* Task prompt *
In the lines below, find how many contain the word "prawo" and report that figure alone.

■ ■ ■ ■ ■

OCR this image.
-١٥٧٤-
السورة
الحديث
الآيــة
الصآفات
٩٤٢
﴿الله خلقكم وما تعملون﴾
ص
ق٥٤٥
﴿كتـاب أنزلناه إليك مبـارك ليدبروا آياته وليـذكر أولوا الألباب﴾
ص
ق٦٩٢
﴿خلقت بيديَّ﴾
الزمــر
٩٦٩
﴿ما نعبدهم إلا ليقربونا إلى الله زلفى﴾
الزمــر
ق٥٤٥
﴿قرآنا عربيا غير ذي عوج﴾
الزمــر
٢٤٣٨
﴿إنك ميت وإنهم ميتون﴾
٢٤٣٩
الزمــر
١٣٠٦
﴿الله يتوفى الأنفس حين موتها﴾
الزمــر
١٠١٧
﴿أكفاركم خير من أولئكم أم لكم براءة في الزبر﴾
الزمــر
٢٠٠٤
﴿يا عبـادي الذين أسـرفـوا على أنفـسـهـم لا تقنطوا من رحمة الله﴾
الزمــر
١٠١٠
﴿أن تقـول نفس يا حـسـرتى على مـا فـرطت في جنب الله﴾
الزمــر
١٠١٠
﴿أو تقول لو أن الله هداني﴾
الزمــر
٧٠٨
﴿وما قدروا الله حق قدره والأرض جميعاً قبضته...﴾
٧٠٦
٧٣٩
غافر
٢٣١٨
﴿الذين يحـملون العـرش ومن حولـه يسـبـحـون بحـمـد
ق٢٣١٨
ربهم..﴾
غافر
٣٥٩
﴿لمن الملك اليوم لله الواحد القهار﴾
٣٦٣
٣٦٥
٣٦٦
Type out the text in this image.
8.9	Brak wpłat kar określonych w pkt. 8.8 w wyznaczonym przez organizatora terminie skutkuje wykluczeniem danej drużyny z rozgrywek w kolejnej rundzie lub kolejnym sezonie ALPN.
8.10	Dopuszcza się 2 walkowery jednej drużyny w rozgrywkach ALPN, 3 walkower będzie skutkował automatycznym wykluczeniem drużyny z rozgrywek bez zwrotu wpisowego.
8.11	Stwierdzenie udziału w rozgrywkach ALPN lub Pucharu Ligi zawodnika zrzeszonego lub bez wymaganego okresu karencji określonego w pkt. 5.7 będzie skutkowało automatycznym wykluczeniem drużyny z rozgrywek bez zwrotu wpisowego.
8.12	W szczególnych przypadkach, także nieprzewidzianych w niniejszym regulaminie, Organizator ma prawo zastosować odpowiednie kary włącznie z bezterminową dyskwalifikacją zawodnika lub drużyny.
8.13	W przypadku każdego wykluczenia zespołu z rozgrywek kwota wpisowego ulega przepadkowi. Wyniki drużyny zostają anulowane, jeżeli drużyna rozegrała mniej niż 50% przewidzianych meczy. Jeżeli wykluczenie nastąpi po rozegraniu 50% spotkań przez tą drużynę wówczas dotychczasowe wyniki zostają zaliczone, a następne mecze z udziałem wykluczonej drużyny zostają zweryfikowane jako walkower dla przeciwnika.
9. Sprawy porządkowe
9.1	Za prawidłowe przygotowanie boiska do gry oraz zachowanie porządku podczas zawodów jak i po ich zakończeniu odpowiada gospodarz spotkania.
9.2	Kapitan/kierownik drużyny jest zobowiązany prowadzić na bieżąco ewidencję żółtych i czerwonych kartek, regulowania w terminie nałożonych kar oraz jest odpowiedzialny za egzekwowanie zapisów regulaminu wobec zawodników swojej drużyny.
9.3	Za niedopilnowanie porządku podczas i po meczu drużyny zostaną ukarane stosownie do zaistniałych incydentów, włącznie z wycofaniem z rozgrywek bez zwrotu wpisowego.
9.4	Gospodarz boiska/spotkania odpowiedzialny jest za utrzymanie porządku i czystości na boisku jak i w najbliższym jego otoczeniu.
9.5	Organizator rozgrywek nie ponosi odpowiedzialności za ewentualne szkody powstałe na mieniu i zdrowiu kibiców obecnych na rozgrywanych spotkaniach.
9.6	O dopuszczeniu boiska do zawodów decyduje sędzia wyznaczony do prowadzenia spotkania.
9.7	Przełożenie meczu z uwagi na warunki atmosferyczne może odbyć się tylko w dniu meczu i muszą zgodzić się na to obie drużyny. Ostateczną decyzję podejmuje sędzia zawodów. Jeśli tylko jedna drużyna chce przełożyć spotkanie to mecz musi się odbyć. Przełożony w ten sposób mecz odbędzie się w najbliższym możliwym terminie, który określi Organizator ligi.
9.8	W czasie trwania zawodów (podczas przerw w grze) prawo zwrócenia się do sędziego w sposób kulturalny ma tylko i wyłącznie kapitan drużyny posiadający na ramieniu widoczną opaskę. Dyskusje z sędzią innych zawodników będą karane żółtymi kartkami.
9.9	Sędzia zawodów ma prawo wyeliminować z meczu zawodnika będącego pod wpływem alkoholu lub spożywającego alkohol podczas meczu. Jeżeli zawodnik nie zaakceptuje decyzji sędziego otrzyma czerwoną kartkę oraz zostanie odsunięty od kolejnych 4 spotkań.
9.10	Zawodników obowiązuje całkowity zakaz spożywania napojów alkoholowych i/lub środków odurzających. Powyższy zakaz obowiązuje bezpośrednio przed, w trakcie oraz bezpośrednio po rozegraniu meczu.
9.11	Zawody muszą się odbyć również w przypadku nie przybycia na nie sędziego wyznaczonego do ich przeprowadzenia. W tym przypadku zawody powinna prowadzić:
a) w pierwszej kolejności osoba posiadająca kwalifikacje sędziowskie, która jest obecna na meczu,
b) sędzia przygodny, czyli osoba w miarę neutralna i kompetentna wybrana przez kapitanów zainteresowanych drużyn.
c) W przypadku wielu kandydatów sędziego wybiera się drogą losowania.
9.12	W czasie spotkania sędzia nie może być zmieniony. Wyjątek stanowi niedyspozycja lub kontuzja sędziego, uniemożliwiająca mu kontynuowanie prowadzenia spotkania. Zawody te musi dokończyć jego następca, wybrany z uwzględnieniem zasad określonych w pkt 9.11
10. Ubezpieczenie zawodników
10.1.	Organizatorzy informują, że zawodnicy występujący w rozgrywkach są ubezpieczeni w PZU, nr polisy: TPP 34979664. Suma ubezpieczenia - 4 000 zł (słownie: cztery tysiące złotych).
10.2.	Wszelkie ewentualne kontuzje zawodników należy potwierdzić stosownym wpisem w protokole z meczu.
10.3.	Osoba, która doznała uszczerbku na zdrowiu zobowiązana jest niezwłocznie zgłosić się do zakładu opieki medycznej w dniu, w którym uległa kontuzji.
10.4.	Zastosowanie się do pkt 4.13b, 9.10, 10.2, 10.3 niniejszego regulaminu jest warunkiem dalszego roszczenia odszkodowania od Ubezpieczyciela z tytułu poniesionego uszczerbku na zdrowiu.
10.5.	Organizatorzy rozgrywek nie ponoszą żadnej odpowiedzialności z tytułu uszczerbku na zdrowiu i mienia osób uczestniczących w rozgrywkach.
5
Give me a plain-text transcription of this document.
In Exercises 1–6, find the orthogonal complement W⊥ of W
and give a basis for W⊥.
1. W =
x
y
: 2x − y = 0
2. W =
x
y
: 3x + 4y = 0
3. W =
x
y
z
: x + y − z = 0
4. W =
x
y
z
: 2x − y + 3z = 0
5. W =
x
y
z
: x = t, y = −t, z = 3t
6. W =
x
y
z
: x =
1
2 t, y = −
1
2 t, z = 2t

■ ■ ■ ■ ■

* Response to this task *
3